Count the lines in the entries below that include the word "vector". Give nothing but the number.
-------- Dataset excerpts
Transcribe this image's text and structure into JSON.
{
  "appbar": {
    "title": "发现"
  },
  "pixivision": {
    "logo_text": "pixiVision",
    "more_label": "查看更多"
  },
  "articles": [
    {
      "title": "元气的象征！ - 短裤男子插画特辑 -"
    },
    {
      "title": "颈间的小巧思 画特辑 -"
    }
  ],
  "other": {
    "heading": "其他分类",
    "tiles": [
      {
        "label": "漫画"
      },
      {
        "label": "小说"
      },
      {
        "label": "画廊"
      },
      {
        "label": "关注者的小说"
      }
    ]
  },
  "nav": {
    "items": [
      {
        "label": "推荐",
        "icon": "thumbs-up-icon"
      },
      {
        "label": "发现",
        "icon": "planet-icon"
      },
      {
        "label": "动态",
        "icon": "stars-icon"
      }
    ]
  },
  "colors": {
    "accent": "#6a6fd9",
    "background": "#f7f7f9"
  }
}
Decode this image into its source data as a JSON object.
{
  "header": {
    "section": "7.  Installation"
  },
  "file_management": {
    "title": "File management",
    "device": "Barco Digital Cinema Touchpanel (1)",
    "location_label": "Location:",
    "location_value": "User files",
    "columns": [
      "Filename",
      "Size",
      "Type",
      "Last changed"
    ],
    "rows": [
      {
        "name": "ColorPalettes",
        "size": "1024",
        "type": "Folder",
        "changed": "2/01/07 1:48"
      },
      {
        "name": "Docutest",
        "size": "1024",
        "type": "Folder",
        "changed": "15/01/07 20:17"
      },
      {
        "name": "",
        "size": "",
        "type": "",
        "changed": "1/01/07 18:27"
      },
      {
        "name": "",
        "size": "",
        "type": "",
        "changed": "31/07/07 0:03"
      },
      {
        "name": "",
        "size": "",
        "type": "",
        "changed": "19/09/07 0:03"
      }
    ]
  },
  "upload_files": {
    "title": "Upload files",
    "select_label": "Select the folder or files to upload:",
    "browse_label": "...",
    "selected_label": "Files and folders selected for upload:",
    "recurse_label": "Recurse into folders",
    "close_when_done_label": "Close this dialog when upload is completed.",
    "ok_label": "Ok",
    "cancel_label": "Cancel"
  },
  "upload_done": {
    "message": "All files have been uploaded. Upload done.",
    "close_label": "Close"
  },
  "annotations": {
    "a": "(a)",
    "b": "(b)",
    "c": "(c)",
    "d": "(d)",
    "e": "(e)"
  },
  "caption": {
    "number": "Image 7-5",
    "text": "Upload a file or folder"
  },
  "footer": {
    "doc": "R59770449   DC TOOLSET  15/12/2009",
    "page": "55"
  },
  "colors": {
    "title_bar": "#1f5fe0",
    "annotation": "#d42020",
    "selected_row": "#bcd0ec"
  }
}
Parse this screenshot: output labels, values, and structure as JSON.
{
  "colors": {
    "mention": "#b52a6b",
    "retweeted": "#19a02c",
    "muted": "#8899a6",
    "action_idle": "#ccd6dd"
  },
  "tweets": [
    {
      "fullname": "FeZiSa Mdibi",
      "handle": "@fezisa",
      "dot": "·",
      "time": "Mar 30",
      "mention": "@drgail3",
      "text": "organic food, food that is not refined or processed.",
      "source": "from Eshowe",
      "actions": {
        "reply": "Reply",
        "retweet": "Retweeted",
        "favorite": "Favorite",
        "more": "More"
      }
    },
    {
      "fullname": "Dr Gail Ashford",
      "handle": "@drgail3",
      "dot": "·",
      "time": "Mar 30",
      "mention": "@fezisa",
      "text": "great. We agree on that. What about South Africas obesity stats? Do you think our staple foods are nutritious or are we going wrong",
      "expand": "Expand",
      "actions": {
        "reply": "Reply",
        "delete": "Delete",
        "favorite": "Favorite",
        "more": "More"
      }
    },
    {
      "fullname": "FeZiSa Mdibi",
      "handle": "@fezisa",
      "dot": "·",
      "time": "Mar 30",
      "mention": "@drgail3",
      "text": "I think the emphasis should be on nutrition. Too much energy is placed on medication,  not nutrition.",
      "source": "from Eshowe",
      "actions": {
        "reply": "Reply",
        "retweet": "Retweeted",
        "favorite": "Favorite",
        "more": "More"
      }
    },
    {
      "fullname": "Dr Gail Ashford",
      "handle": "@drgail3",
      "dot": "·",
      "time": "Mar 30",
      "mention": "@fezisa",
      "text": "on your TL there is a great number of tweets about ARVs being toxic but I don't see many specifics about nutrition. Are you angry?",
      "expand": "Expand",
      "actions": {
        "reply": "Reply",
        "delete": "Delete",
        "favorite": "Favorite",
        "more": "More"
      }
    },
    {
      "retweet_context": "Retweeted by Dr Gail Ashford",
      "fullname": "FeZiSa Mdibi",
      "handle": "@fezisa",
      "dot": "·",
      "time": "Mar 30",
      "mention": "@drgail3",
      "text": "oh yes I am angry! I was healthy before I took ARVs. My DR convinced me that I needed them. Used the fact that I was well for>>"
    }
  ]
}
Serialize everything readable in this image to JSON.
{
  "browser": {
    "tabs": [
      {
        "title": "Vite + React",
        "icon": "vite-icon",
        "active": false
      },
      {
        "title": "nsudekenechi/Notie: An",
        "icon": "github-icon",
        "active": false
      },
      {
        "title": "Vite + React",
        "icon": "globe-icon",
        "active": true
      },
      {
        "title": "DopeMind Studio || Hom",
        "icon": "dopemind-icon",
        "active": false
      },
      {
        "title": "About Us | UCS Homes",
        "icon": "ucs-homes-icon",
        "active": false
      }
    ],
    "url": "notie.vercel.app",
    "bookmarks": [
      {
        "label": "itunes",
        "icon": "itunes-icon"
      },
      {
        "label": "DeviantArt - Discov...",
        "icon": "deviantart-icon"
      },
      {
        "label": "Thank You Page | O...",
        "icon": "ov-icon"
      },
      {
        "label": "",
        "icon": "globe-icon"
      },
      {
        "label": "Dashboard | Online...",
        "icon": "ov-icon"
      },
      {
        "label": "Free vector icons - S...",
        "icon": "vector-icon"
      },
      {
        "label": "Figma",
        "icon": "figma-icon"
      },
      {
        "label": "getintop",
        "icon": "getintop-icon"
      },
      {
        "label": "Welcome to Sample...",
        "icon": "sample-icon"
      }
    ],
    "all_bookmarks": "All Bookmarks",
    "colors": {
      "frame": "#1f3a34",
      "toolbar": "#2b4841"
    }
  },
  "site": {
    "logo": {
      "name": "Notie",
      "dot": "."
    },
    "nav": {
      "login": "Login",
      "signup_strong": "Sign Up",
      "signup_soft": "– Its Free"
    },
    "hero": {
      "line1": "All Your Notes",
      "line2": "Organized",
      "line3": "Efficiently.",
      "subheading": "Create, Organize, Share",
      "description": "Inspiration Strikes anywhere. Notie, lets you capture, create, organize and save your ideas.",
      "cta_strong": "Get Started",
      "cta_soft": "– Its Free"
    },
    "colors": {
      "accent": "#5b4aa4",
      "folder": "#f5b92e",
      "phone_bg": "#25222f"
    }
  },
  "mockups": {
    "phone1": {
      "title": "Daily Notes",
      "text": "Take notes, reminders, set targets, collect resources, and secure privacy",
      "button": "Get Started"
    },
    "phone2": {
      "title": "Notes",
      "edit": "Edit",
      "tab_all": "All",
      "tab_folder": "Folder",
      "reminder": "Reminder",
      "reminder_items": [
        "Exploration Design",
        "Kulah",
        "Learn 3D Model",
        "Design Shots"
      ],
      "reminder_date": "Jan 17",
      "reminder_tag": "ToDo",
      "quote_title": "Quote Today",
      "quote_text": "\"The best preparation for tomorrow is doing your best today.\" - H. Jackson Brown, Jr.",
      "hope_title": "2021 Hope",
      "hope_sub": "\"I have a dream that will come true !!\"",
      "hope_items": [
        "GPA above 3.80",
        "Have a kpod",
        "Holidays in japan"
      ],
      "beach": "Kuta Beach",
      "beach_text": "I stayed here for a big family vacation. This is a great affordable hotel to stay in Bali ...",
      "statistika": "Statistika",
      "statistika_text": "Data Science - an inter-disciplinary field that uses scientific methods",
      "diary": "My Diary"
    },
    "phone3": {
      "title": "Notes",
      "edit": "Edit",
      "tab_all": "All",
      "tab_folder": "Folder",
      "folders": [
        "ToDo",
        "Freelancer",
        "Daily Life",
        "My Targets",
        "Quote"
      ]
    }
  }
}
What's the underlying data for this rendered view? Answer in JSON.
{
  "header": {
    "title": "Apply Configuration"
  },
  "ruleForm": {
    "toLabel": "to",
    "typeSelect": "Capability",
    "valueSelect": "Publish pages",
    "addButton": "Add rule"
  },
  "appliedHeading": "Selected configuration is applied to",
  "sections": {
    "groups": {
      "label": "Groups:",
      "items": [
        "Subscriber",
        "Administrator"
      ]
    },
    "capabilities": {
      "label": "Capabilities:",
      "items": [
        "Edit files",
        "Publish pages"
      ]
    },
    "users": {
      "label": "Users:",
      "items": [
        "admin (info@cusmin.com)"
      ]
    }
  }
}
----------------
■ Problem solution: 2